> Aim of the exercise:
All entries below need to be written out exactly, but without their pictures.

[START OF Data for this exercise]

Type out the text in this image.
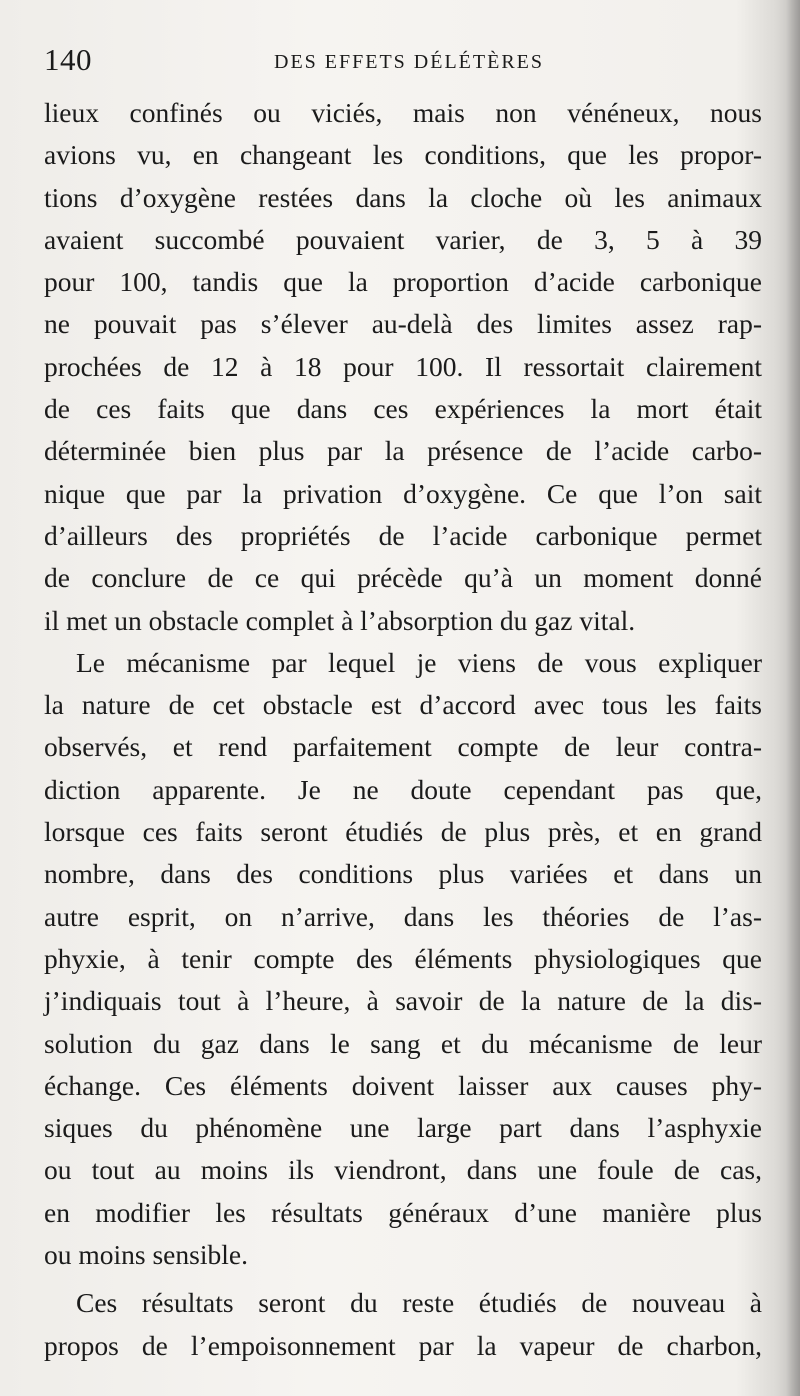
140	DES EFFETS DÉLÉTÈRES

lieux confinés ou viciés, mais non vénéneux, nous

avions vu, en changeant les conditions, que les propor-

tions d’oxygène restées dans la cloche où les animaux

avaient succombé pouvaient varier, de 3, 5 à 39

pour 100, tandis que la proportion d’acide carbonique

ne pouvait pas s’élever au-delà des limites assez rap-

prochées de 12 à 18 pour 100. Il ressortait clairement

de ces faits que dans ces expériences la mort était

déterminée bien plus par la présence de l’acide carbo-

nique que par la privation d’oxygène. Ce que l’on sait

d’ailleurs des propriétés de l’acide carbonique permet

de conclure de ce qui précède qu’à un moment donné

il met un obstacle complet à l’absorption du gaz vital.

Le mécanisme par lequel je viens de vous expliquer

la nature de cet obstacle est d’accord avec tous les faits

observés, et rend parfaitement compte de leur contra-

diction apparente. Je ne doute cependant pas que,

lorsque ces faits seront étudiés de plus près, et en grand

nombre, dans des conditions plus variées et dans un

autre esprit, on n’arrive, dans les théories de l’as-

phyxie, à tenir compte des éléments physiologiques que

j’indiquais tout à l’heure, à savoir de la nature de la dis-

solution du gaz dans le sang et du mécanisme de leur

échange. Ces éléments doivent laisser aux causes phy-

siques du phénomène une large part dans l’asphyxie

ou tout au moins ils viendront, dans une foule de cas,

en modifier les résultats généraux d’une manière plus

ou moins sensible.

Ces résultats seront du reste étudiés de nouveau à

propos de l’empoisonnement par la vapeur de charbon,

[END OF Data for this exercise]

> In response:
Type out the text in this image.
140	DES EFFETS DÉLÉTÈRES

lieux confinés ou viciés, mais non vénéneux, nous

avions vu, en changeant les conditions, que les propor-

tions d’oxygène restées dans la cloche où les animaux

avaient succombé pouvaient varier, de 3, 5 à 39

pour 100, tandis que la proportion d’acide carbonique

ne pouvait pas s’élever au-delà des limites assez rap-

prochées de 12 à 18 pour 100. Il ressortait clairement

de ces faits que dans ces expériences la mort était

déterminée bien plus par la présence de l’acide carbo-

nique que par la privation d’oxygène. Ce que l’on sait

d’ailleurs des propriétés de l’acide carbonique permet

de conclure de ce qui précède qu’à un moment donné

il met un obstacle complet à l’absorption du gaz vital.

Le mécanisme par lequel je viens de vous expliquer

la nature de cet obstacle est d’accord avec tous les faits

observés, et rend parfaitement compte de leur contra-

diction apparente. Je ne doute cependant pas que,

lorsque ces faits seront étudiés de plus près, et en grand

nombre, dans des conditions plus variées et dans un

autre esprit, on n’arrive, dans les théories de l’as-

phyxie, à tenir compte des éléments physiologiques que

j’indiquais tout à l’heure, à savoir de la nature de la dis-

solution du gaz dans le sang et du mécanisme de leur

échange. Ces éléments doivent laisser aux causes phy-

siques du phénomène une large part dans l’asphyxie

ou tout au moins ils viendront, dans une foule de cas,

en modifier les résultats généraux d’une manière plus

ou moins sensible.

Ces résultats seront du reste étudiés de nouveau à

propos de l’empoisonnement par la vapeur de charbon,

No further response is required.